Given data
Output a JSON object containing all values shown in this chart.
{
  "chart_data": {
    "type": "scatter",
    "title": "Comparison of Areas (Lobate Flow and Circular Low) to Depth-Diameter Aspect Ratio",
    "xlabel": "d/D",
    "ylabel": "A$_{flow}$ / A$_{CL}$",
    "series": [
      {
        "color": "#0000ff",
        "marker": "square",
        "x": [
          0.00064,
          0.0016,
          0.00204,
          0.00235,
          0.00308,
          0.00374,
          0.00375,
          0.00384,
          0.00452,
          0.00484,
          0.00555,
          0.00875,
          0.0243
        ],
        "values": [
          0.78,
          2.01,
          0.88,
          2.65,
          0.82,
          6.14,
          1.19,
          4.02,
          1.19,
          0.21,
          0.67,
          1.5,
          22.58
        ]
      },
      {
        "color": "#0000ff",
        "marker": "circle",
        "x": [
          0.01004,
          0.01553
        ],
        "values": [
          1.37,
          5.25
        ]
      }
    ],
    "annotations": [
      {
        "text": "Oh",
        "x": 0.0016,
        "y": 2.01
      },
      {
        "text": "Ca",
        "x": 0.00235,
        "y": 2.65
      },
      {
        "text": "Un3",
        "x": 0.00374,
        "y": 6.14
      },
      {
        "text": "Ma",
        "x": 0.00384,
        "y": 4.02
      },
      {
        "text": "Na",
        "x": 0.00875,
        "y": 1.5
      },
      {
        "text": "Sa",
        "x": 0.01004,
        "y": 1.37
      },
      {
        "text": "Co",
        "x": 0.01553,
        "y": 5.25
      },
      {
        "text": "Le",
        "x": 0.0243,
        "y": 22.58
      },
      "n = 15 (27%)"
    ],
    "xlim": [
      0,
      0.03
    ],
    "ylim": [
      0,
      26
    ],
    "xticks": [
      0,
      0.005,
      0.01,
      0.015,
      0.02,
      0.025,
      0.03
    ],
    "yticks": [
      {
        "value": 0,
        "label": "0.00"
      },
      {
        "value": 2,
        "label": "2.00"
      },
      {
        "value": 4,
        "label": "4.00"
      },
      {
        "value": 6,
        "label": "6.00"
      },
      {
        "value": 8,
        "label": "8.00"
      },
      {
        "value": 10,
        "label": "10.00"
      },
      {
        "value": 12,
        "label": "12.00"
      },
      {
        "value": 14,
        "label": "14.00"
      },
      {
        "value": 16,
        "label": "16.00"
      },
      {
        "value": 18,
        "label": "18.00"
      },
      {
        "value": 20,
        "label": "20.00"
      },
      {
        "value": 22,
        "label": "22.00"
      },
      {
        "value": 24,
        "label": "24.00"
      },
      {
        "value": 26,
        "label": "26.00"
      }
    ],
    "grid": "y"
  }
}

Exercise task
Copy every line from the records above that contains the word "text".

Response to the exercise
        "text": "Oh",
        "text": "Ca",
        "text": "Un3",
        "text": "Ma",
        "text": "Na",
        "text": "Sa",
        "text": "Co",
        "text": "Le",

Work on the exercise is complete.